▸ Przytoczony fragment
Czyli możemy poprosić nasz bank, aby piętnastego każdego miesiąca, przelewał środki na poczet spłaty kredytów o stałych ratach, raty za ubezpieczenie, czy czynszu za mieszkanie. Każdej płatności, w której przelana będzie kwota stała. W pierwszej chwili wygląda to na doskonałe ułatwienie. Nie musimy martwić się o pliki rachunków, z którymi trzeba iść na pocztę, tudzież o szereg przelewów do wykonania co miesiąc. Trzeba jednak pamiętać że w większości banków zlecenie stałe jest płatne. Możemy się spotkać nie tylko z każdorazową opłatą za przelew, ale z opłatą za uruchomienie takiego zlecenia, za jego odwołanie, lub z opłatą manipulacyjną w chwili, kiedy na naszym koncie nie zapewnimy środków na stały przelew. W zależności od tego w jakim banku mamy konto, z takimi kosztami możemy się spotkać.

Polecenie zapłaty jest usługą bardzo podobną, przy czym wychodzącą na przeciw potrzebom klienta, w gestii płatności zobowiązań o różnych kwotach. Za pomocą polecenia zapłaty, możemy płacić na przykład zmieniające się nieznacznie bądź znacznie rachunki. Za prąd, gaz, wodę, wywóz śmieci, raty kredytów malejące, spłatę karty kredytowej. Wszystkie te płatności w których mamy do czynienia z tym samym odbiorcą, tą samą bądź zmienną datą przelewu, a inna kwotą. Podpisując umowę o prowadzenie polecenia zapłaty, będziemy otrzymywać fakturę my i nasz bank. Bank przeleje w ustalonym terminie kwotę zobowiązania, na konto wskazane w fakturze. Analogicznie jak do zlecenia stałego, należy się jednak liczyć z różnymi kosztami.

▸ Pokazany materiał
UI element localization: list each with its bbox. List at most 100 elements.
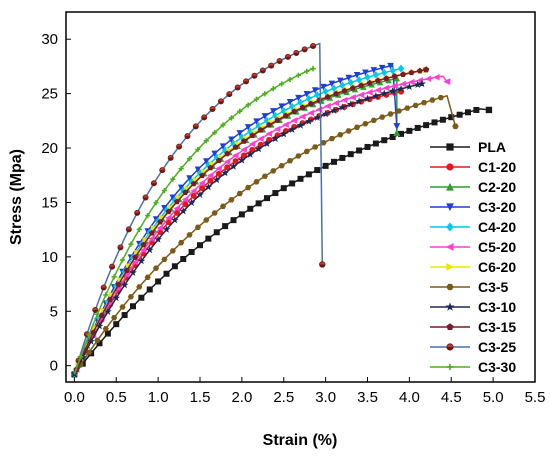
data-point-c3-5 bbox=[136, 284, 143, 290]
data-point-end-c3-10 bbox=[417, 79, 426, 88]
legend-item-c1-20: C1-20 bbox=[430, 159, 516, 175]
data-point-pla bbox=[314, 167, 321, 174]
data-point-c3-25 bbox=[301, 46, 308, 53]
data-point-pla bbox=[297, 175, 304, 182]
data-point-c3-15 bbox=[274, 117, 281, 123]
data-point-c3-10 bbox=[288, 125, 296, 133]
data-point-c3-30 bbox=[161, 187, 168, 194]
data-point-c3-15 bbox=[190, 180, 197, 187]
data-point-c3-25 bbox=[192, 123, 199, 130]
data-point-pla bbox=[364, 143, 371, 150]
series-c3-10 bbox=[70, 79, 426, 378]
data-point-c3-10 bbox=[338, 103, 347, 111]
x-tick-label: 3.5 bbox=[357, 389, 378, 406]
data-point-c3-5 bbox=[102, 326, 109, 332]
data-point-c3-20 bbox=[286, 98, 294, 106]
data-point-c3-15 bbox=[341, 87, 348, 94]
data-point-c3-20 bbox=[295, 94, 302, 102]
data-point-c3-15 bbox=[132, 254, 139, 260]
data-point-c3-30 bbox=[119, 257, 126, 263]
data-point-c3-5 bbox=[320, 140, 327, 146]
data-point-c3-30 bbox=[94, 311, 101, 317]
data-point-c3-5 bbox=[412, 102, 419, 108]
data-point-pla bbox=[330, 158, 337, 165]
x-axis-title: Strain (%) bbox=[263, 432, 338, 449]
data-point-c3-10 bbox=[171, 216, 179, 224]
data-point-c3-15 bbox=[358, 82, 365, 88]
legend-marker bbox=[445, 243, 454, 251]
data-point-c3-5 bbox=[379, 114, 386, 120]
data-point-c1-20 bbox=[240, 152, 247, 159]
data-point-c1-20 bbox=[190, 192, 197, 199]
data-point-pla bbox=[171, 263, 178, 270]
data-point-c3-25 bbox=[209, 106, 216, 113]
marker-half-circle-shade bbox=[285, 56, 291, 60]
data-point-c1-20 bbox=[224, 164, 231, 171]
data-point-c3-15 bbox=[366, 79, 373, 86]
data-point-c3-15 bbox=[266, 121, 273, 128]
data-point-c3-25 bbox=[293, 49, 300, 56]
data-point-c3-15 bbox=[174, 198, 180, 205]
data-point-c3-15 bbox=[148, 229, 155, 236]
data-point-c3-25 bbox=[134, 209, 141, 216]
data-point-c3-15 bbox=[182, 189, 189, 195]
x-tick-label: 1.0 bbox=[148, 389, 169, 406]
data-point-c3-10 bbox=[305, 117, 313, 125]
legend-item-c3-10: C3-10 bbox=[430, 299, 516, 315]
data-point-pla bbox=[322, 162, 329, 169]
data-point-c5-20 bbox=[206, 172, 214, 179]
data-point-c3-30 bbox=[237, 108, 243, 114]
data-point-c3-20 bbox=[244, 124, 252, 131]
data-point-c3-15 bbox=[207, 164, 214, 171]
series-line-c4-20 bbox=[73, 67, 402, 375]
data-point-c5-20 bbox=[248, 140, 256, 148]
data-point-c1-20 bbox=[215, 170, 222, 177]
legend-marker bbox=[446, 323, 454, 330]
legend-label: C3-25 bbox=[478, 339, 516, 355]
data-point-c3-10 bbox=[129, 268, 137, 276]
data-point-c5-20 bbox=[240, 146, 247, 153]
legend-label: C6-20 bbox=[478, 259, 516, 275]
data-point-c3-10 bbox=[296, 121, 305, 129]
legend-item-pla: PLA bbox=[430, 139, 506, 155]
data-point-c3-15 bbox=[391, 73, 398, 79]
legend-label: C3-5 bbox=[478, 279, 509, 295]
legend: PLA C1-20 C2-20 C3-20 C4-20 C5-20 C6-20 C3-5 C3-… bbox=[430, 139, 516, 375]
data-point-end-c3-25 bbox=[319, 261, 326, 268]
data-point-c3-20 bbox=[387, 62, 394, 70]
data-point-c3-5 bbox=[353, 124, 361, 130]
series-line-c3-25 bbox=[73, 42, 324, 375]
data-point-c3-5 bbox=[211, 210, 218, 216]
data-point-pla bbox=[347, 151, 354, 158]
data-point-c3-25 bbox=[251, 72, 258, 79]
data-point-c3-20 bbox=[253, 118, 260, 125]
data-point-c3-5 bbox=[178, 240, 185, 246]
data-point-c3-5 bbox=[144, 274, 151, 280]
data-point-c5-20 bbox=[307, 109, 314, 117]
data-point-c3-5 bbox=[345, 128, 352, 134]
data-point-c3-10 bbox=[212, 175, 221, 184]
data-point-c3-5 bbox=[228, 197, 235, 203]
data-point-c5-20 bbox=[374, 86, 381, 94]
data-point-pla bbox=[121, 312, 128, 319]
data-point-c5-20 bbox=[282, 121, 289, 128]
data-point-c3-15 bbox=[408, 69, 415, 76]
x-tick-label: 2.5 bbox=[273, 389, 294, 406]
marker-half-circle-shade bbox=[218, 101, 224, 104]
data-point-c3-10 bbox=[355, 97, 363, 105]
data-point-pla bbox=[280, 185, 287, 192]
legend-label: C3-15 bbox=[478, 319, 516, 335]
data-point-end-pla bbox=[485, 106, 493, 114]
data-point-c3-25 bbox=[217, 98, 224, 105]
data-point-c3-10 bbox=[137, 256, 146, 265]
data-point-c1-20 bbox=[207, 177, 214, 184]
marker-half-circle-shade bbox=[193, 126, 199, 129]
marker-half-circle-shade bbox=[142, 197, 149, 201]
data-point-c5-20 bbox=[433, 74, 440, 81]
data-point-c3-5 bbox=[362, 121, 369, 127]
data-point-c3-5 bbox=[236, 190, 243, 197]
data-point-c3-20 bbox=[378, 64, 386, 72]
marker-half-circle-shade bbox=[243, 81, 249, 85]
data-point-c3-10 bbox=[238, 156, 246, 164]
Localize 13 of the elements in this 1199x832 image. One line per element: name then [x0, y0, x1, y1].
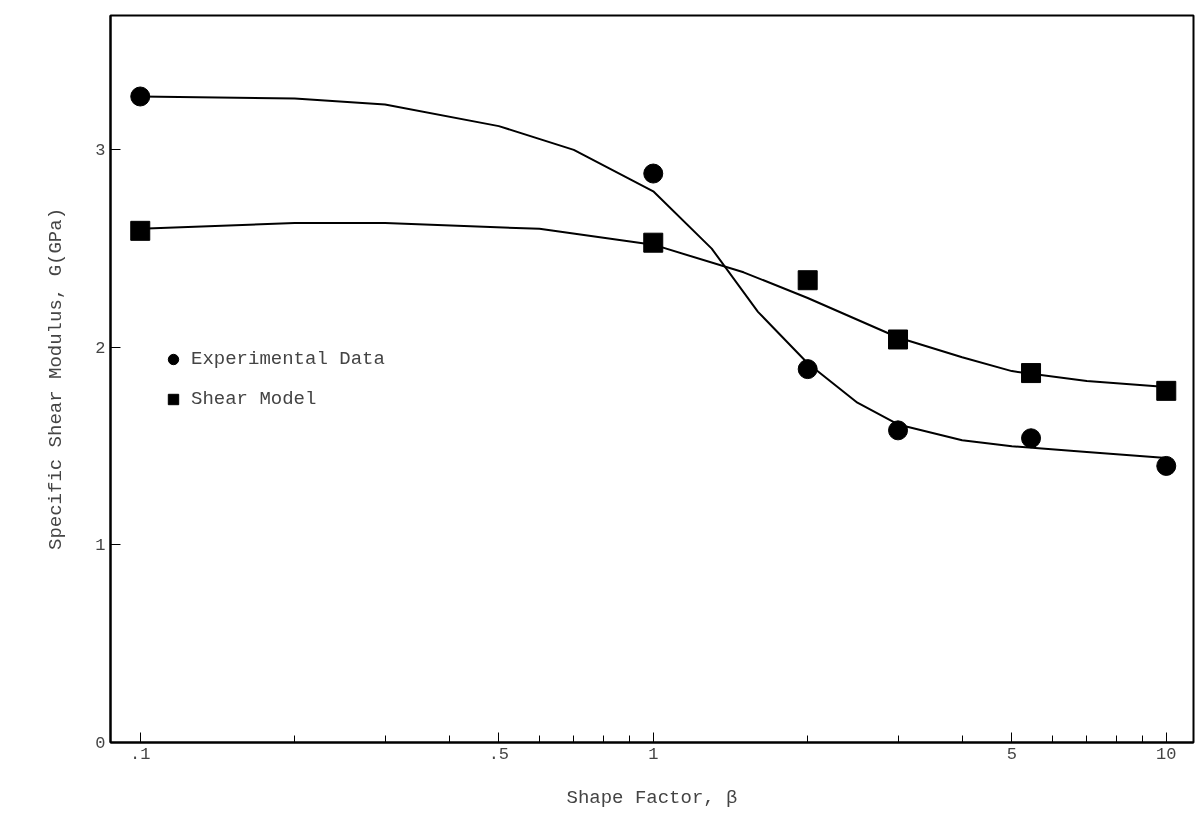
y-tick-label: 0	[95, 734, 106, 753]
x-tick-label: .1	[130, 744, 151, 764]
x-tick-label: 10	[1156, 744, 1177, 764]
x-axis-title: Shape Factor, β	[566, 786, 738, 809]
x-tick-label: .5	[488, 744, 510, 764]
legend-label: Shear Model	[191, 387, 317, 410]
legend-label: Experimental Data	[191, 347, 385, 370]
y-tick-label: 2	[95, 338, 106, 358]
y-tick-label: 1	[95, 536, 106, 556]
x-tick-label: 5	[1006, 744, 1017, 764]
y-tick-label: 3	[95, 141, 106, 161]
x-tick-label: 1	[648, 744, 659, 764]
y-axis-title: Specific Shear Modulus, G(GPa)	[45, 207, 68, 551]
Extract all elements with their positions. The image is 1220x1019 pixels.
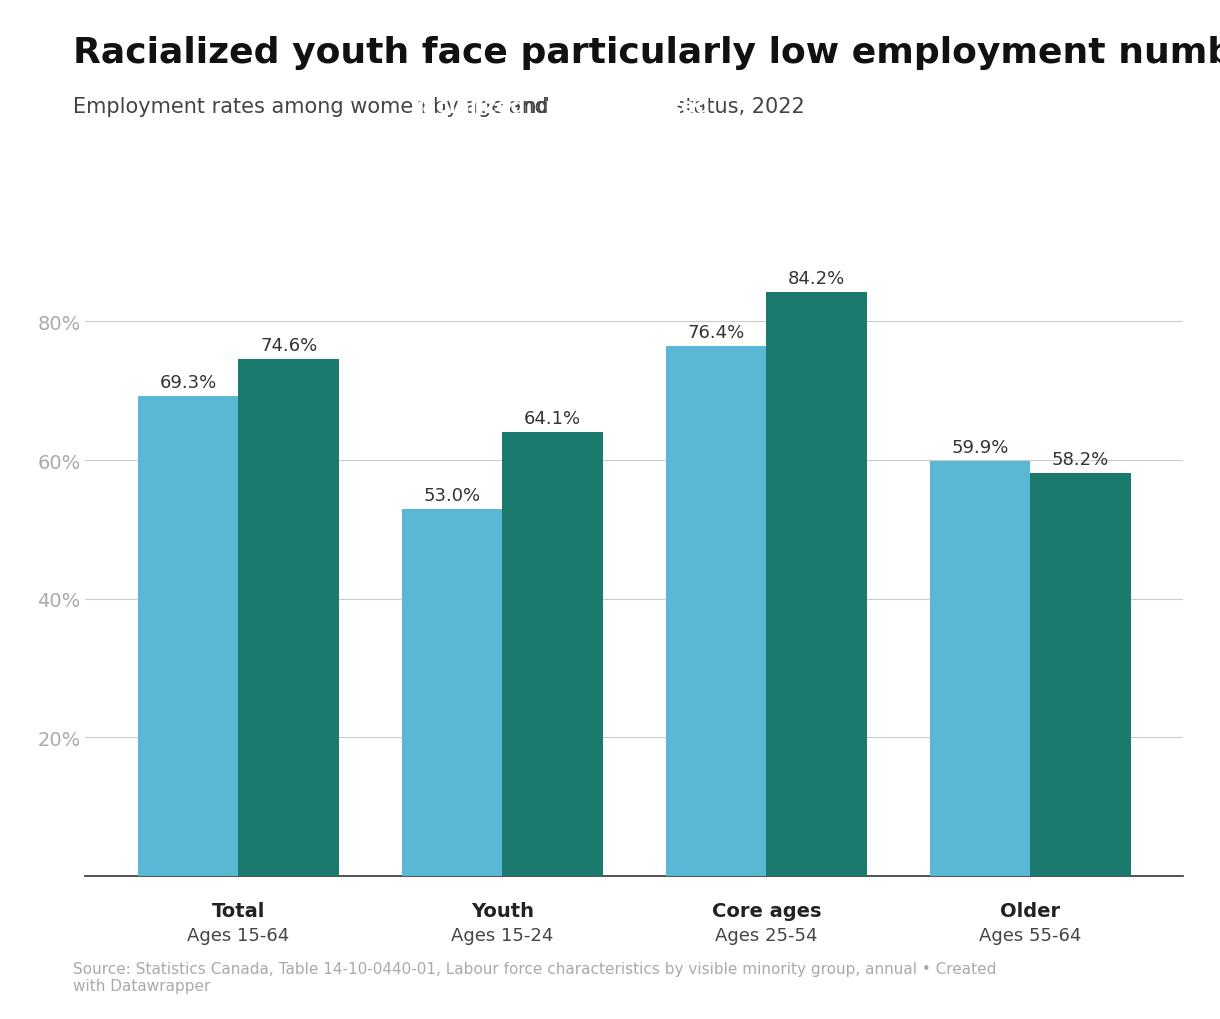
- Text: 53.0%: 53.0%: [423, 486, 481, 504]
- Text: Racialized youth face particularly low employment numbers: Racialized youth face particularly low e…: [73, 36, 1220, 69]
- Text: and: and: [501, 97, 554, 117]
- Text: Youth: Youth: [471, 902, 534, 920]
- Text: racialized: racialized: [412, 97, 526, 117]
- Bar: [930, 462, 1031, 876]
- Text: 58.2%: 58.2%: [1052, 450, 1109, 468]
- Text: Ages 55-64: Ages 55-64: [980, 926, 1081, 945]
- Text: 76.4%: 76.4%: [688, 324, 745, 342]
- Text: 84.2%: 84.2%: [788, 270, 845, 288]
- Text: Total: Total: [212, 902, 265, 920]
- Text: Core ages: Core ages: [711, 902, 821, 920]
- Bar: [503, 432, 603, 876]
- Text: Ages 15-64: Ages 15-64: [188, 926, 289, 945]
- Text: 59.9%: 59.9%: [952, 438, 1009, 457]
- Bar: [403, 510, 503, 876]
- Text: Ages 15-24: Ages 15-24: [451, 926, 554, 945]
- Text: 64.1%: 64.1%: [525, 410, 581, 427]
- Bar: [766, 292, 866, 876]
- Text: non-racialized: non-racialized: [544, 97, 710, 117]
- Text: status, 2022: status, 2022: [669, 97, 805, 117]
- Bar: [238, 360, 339, 876]
- Text: 74.6%: 74.6%: [260, 336, 317, 355]
- Text: Source: Statistics Canada, Table 14-10-0440-01, Labour force characteristics by : Source: Statistics Canada, Table 14-10-0…: [73, 961, 997, 994]
- Bar: [666, 346, 766, 876]
- Bar: [138, 396, 238, 876]
- Text: 69.3%: 69.3%: [160, 373, 217, 391]
- Text: Ages 25-54: Ages 25-54: [715, 926, 817, 945]
- Text: Employment rates among women by age and: Employment rates among women by age and: [73, 97, 556, 117]
- Text: Older: Older: [1000, 902, 1060, 920]
- Bar: [1031, 473, 1131, 876]
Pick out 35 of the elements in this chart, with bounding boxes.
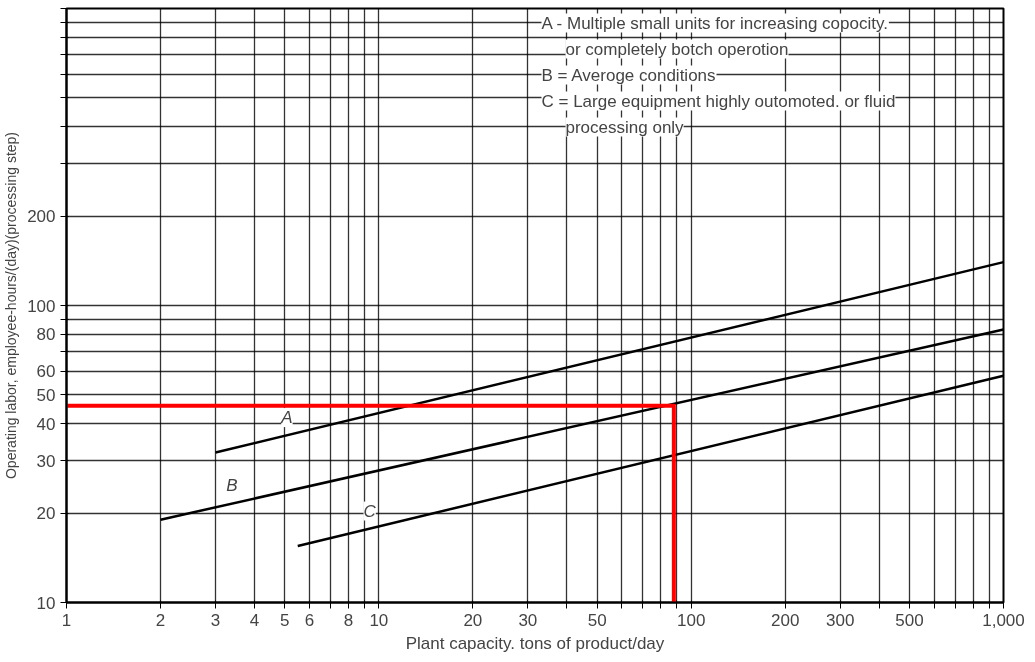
x-tick-label: 20 [463, 610, 483, 630]
y-tick-label: 50 [36, 385, 56, 405]
series-label: B [226, 476, 238, 496]
x-tick-label: 30 [518, 610, 538, 630]
x-axis-title: Plant capacity. tons of product/day [405, 633, 665, 653]
annotation: C = Large equipment highly outomoted. or fluid [541, 91, 896, 111]
x-tick-label: 200 [771, 610, 800, 630]
x-tick-label: 8 [343, 610, 354, 630]
x-tick-label: 6 [304, 610, 315, 630]
annotation: or completely botch operotion [565, 39, 789, 59]
y-tick-label: 10 [36, 593, 56, 613]
y-tick-label: 80 [36, 325, 56, 345]
x-tick-label: 50 [587, 610, 607, 630]
x-tick-label: 1,000 [982, 610, 1025, 630]
x-tick-label: 5 [280, 610, 290, 630]
annotation: A - Multiple small units for increasing copocity. [541, 13, 888, 33]
annotation: B = Averoge conditions [541, 65, 716, 85]
y-tick-label: 60 [36, 362, 56, 382]
y-tick-label: 30 [36, 451, 56, 471]
x-tick-label: 4 [249, 610, 260, 630]
x-tick-label: 100 [676, 610, 706, 630]
y-tick-label: 100 [27, 296, 56, 316]
x-tick-label: 3 [210, 610, 221, 630]
annotation: processing only [565, 117, 685, 137]
x-tick-label: 1 [61, 610, 72, 630]
y-tick-label: 40 [36, 414, 56, 434]
x-tick-label: 10 [369, 610, 389, 630]
x-tick-label: 500 [895, 610, 924, 630]
y-axis-title: Operating labor, employee-hours/(day)(processing step) [3, 131, 20, 480]
y-tick-label: 200 [27, 207, 56, 227]
series-label: A [280, 408, 293, 428]
y-tick-label: 20 [36, 504, 56, 524]
series-label: C [363, 501, 377, 521]
x-tick-label: 300 [826, 610, 855, 630]
x-tick-label: 2 [155, 610, 166, 630]
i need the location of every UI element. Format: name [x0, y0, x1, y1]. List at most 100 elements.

▸ Zadanie pisemne 1
Odpowiedz na podstawie tekstu o zleceniu stałym i poleceniu zapłaty:
(a) Którego dnia każdego miesiąca bank miałby przelewać środki w przykładzie podanym w tekście?
(b) Za co, oprócz każdorazowego przelewu, można zapłacić przy zleceniu stałym?
(c) Kto otrzymuje fakturę po podpisaniu umowy o prowadzenie polecenia zapłaty?
▸ Zadanie pisemne 2
Zastąp „rachunków” słowem „faktur” i podaj ponownie fragment tekstu o zleceniu stałym i poleceniu zapłaty od słów „Czyli możemy poprosić” aż do słów „możemy się spotkać.”.
Materiał nie jest potrzebny do wykonania zadań.

▸ Rozwiązanie 1
(a) Piętnastego dnia każdego miesiąca.
(b) Za uruchomienie zlecenia i za jego odwołanie. Opłatę manipulacyjną pobiera się wtedy, gdy na koncie zabraknie środków na stały przelew.
(c) Fakturę otrzymujemy my i nasz bank.

▸ Rozwiązanie 2
Czyli możemy poprosić nasz bank, aby piętnastego każdego miesiąca, przelewał środki na poczet spłaty kredytów o stałych ratach, raty za ubezpieczenie, czy czynszu za mieszkanie. Każdej płatności, w której przelana będzie kwota stała. W pierwszej chwili wygląda to na doskonałe ułatwienie. Nie musimy martwić się o pliki faktur, z którymi trzeba iść na pocztę, tudzież o szereg przelewów do wykonania co miesiąc. Trzeba jednak pamiętać że w większości banków zlecenie stałe jest płatne. Możemy się spotkać nie tylko z każdorazową opłatą za przelew, ale z opłatą za uruchomienie takiego zlecenia, za jego odwołanie, lub z opłatą manipulacyjną w chwili, kiedy na naszym koncie nie zapewnimy środków na stały przelew. W zależności od tego w jakim banku mamy konto, z takimi kosztami możemy się spotkać.